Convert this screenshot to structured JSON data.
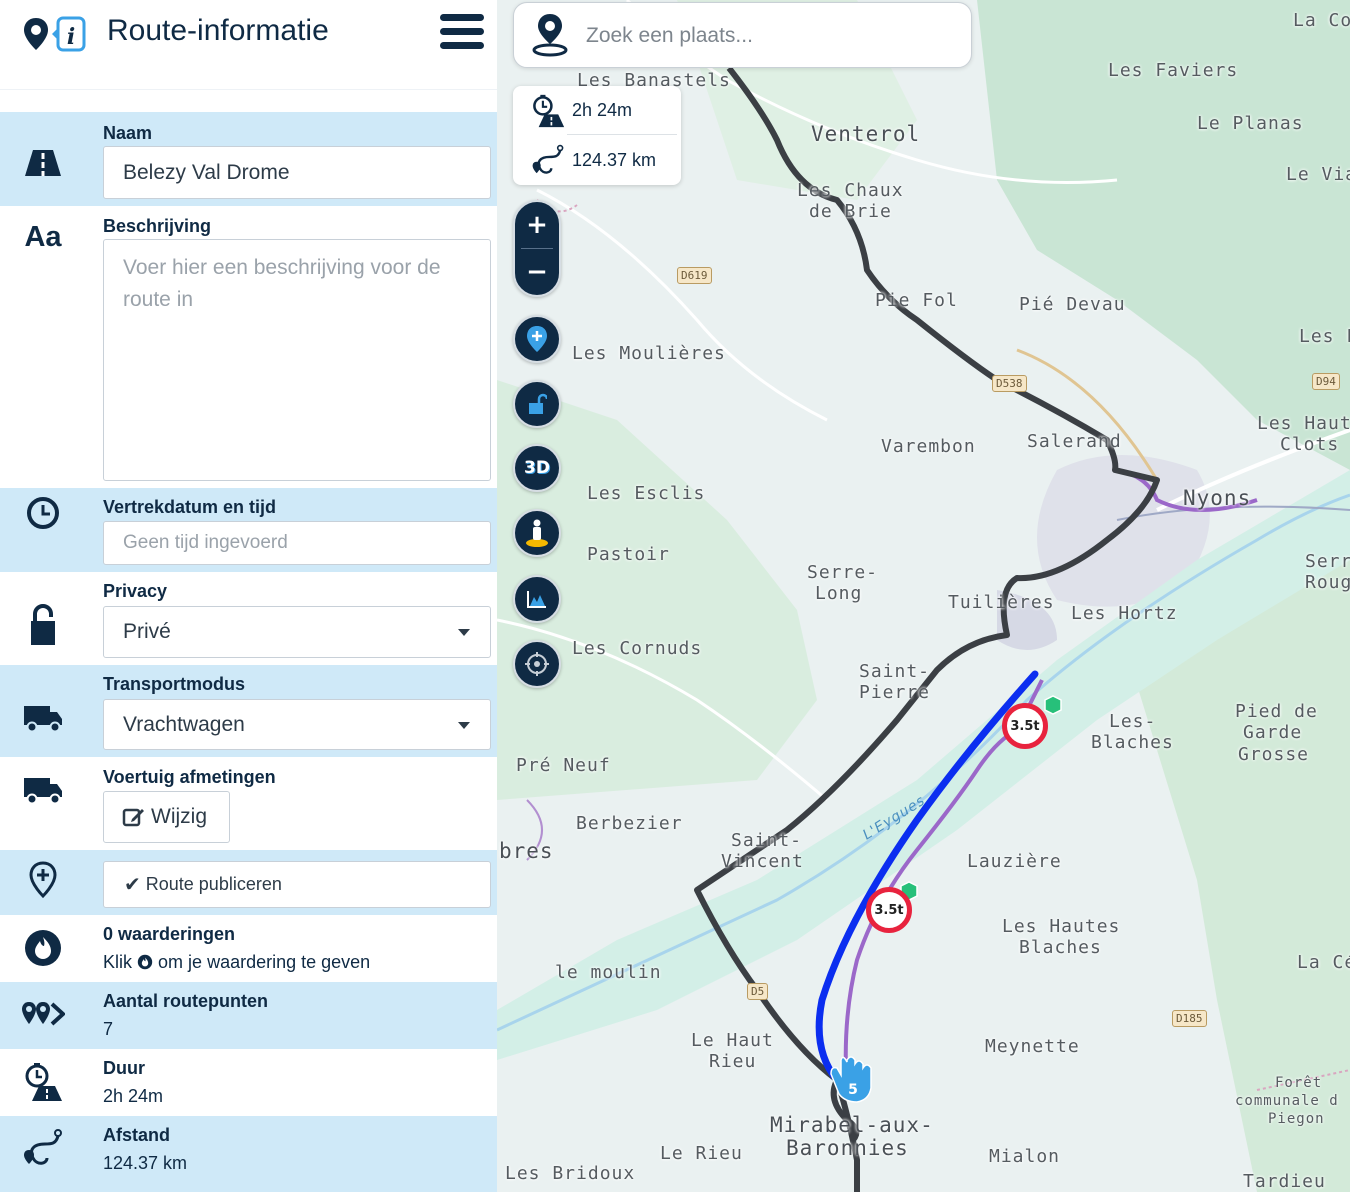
{
  "header": {
    "title": "Route-informatie"
  },
  "fields": {
    "naam": {
      "label": "Naam",
      "value": "Belezy Val Drome"
    },
    "beschrijving": {
      "label": "Beschrijving",
      "placeholder": "Voer hier een beschrijving voor de route in"
    },
    "vertrek": {
      "label": "Vertrekdatum en tijd",
      "placeholder": "Geen tijd ingevoerd"
    },
    "privacy": {
      "label": "Privacy",
      "value": "Privé"
    },
    "transport": {
      "label": "Transportmodus",
      "value": "Vrachtwagen"
    },
    "voertuig": {
      "label": "Voertuig afmetingen",
      "button": "Wijzig"
    },
    "publiceren": {
      "button": "Route publiceren"
    },
    "waardering": {
      "label": "0 waarderingen",
      "hint_before": "Klik",
      "hint_after": "om je waardering te geven"
    },
    "routepunten": {
      "label": "Aantal routepunten",
      "value": "7"
    },
    "duur": {
      "label": "Duur",
      "value": "2h 24m"
    },
    "afstand": {
      "label": "Afstand",
      "value": "124.37 km"
    }
  },
  "map": {
    "search_placeholder": "Zoek een plaats...",
    "stats": {
      "duration": "2h 24m",
      "distance": "124.37 km"
    },
    "zoom_in": "+",
    "zoom_out": "−",
    "btn_3d": "3D",
    "waypoint_number": "5",
    "weight_limit": "3.5t",
    "rivers": [
      "L'Eygues"
    ],
    "roads": [
      "D619",
      "D538",
      "D94",
      "D185",
      "D5"
    ],
    "places": [
      "La Co",
      "Les Banastels",
      "Les Faviers",
      "Le Planas",
      "Venterol",
      "Le Vial",
      "Les Chaux",
      "de Brie",
      "Pie Fol",
      "Pié Devau",
      "Les Fo",
      "Les Moulières",
      "Les Hauts",
      "Clots",
      "Varembon",
      "Salerand",
      "Nyons",
      "Les Esclis",
      "Pastoir",
      "Serre-",
      "Long",
      "Tuilières",
      "Les Hortz",
      "Serr",
      "Roug",
      "Les Cornuds",
      "Saint-",
      "Pierre",
      "Les-",
      "Blaches",
      "Pied de",
      "Garde",
      "Grosse",
      "Pré Neuf",
      "Berbezier",
      "bres",
      "Saint-",
      "Vincent",
      "Lauzière",
      "Les Hautes",
      "Blaches",
      "le moulin",
      "La Cé",
      "Le Haut",
      "Rieu",
      "Meynette",
      "Mirabel-aux-",
      "Baronnies",
      "Forêt",
      "communale d",
      "Piegon",
      "Le Rieu",
      "Mialon",
      "Les Bridoux",
      "Tardieu"
    ]
  },
  "colors": {
    "accent": "#0f2a44",
    "panel_blue": "#cfe9f8",
    "route_blue": "#0b2ef0",
    "route_dark": "#3b3f44",
    "restriction": "#e8233e"
  }
}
******************************
- [Exercise directions]:
Omit all pictures while transcribing the entries verbatim.

- [The reply]:
Convert this screenshot to structured JSON data.
{
  "header": {
    "title": "Route-informatie"
  },
  "fields": {
    "naam": {
      "label": "Naam",
      "value": "Belezy Val Drome"
    },
    "beschrijving": {
      "label": "Beschrijving",
      "placeholder": "Voer hier een beschrijving voor de route in"
    },
    "vertrek": {
      "label": "Vertrekdatum en tijd",
      "placeholder": "Geen tijd ingevoerd"
    },
    "privacy": {
      "label": "Privacy",
      "value": "Privé"
    },
    "transport": {
      "label": "Transportmodus",
      "value": "Vrachtwagen"
    },
    "voertuig": {
      "label": "Voertuig afmetingen",
      "button": "Wijzig"
    },
    "publiceren": {
      "button": "Route publiceren"
    },
    "waardering": {
      "label": "0 waarderingen",
      "hint_before": "Klik",
      "hint_after": "om je waardering te geven"
    },
    "routepunten": {
      "label": "Aantal routepunten",
      "value": "7"
    },
    "duur": {
      "label": "Duur",
      "value": "2h 24m"
    },
    "afstand": {
      "label": "Afstand",
      "value": "124.37 km"
    }
  },
  "map": {
    "search_placeholder": "Zoek een plaats...",
    "stats": {
      "duration": "2h 24m",
      "distance": "124.37 km"
    },
    "zoom_in": "+",
    "zoom_out": "−",
    "btn_3d": "3D",
    "waypoint_number": "5",
    "weight_limit": "3.5t",
    "rivers": [
      "L'Eygues"
    ],
    "roads": [
      "D619",
      "D538",
      "D94",
      "D185",
      "D5"
    ],
    "places": [
      "La Co",
      "Les Banastels",
      "Les Faviers",
      "Le Planas",
      "Venterol",
      "Le Vial",
      "Les Chaux",
      "de Brie",
      "Pie Fol",
      "Pié Devau",
      "Les Fo",
      "Les Moulières",
      "Les Hauts",
      "Clots",
      "Varembon",
      "Salerand",
      "Nyons",
      "Les Esclis",
      "Pastoir",
      "Serre-",
      "Long",
      "Tuilières",
      "Les Hortz",
      "Serr",
      "Roug",
      "Les Cornuds",
      "Saint-",
      "Pierre",
      "Les-",
      "Blaches",
      "Pied de",
      "Garde",
      "Grosse",
      "Pré Neuf",
      "Berbezier",
      "bres",
      "Saint-",
      "Vincent",
      "Lauzière",
      "Les Hautes",
      "Blaches",
      "le moulin",
      "La Cé",
      "Le Haut",
      "Rieu",
      "Meynette",
      "Mirabel-aux-",
      "Baronnies",
      "Forêt",
      "communale d",
      "Piegon",
      "Le Rieu",
      "Mialon",
      "Les Bridoux",
      "Tardieu"
    ]
  },
  "colors": {
    "accent": "#0f2a44",
    "panel_blue": "#cfe9f8",
    "route_blue": "#0b2ef0",
    "route_dark": "#3b3f44",
    "restriction": "#e8233e"
  }
}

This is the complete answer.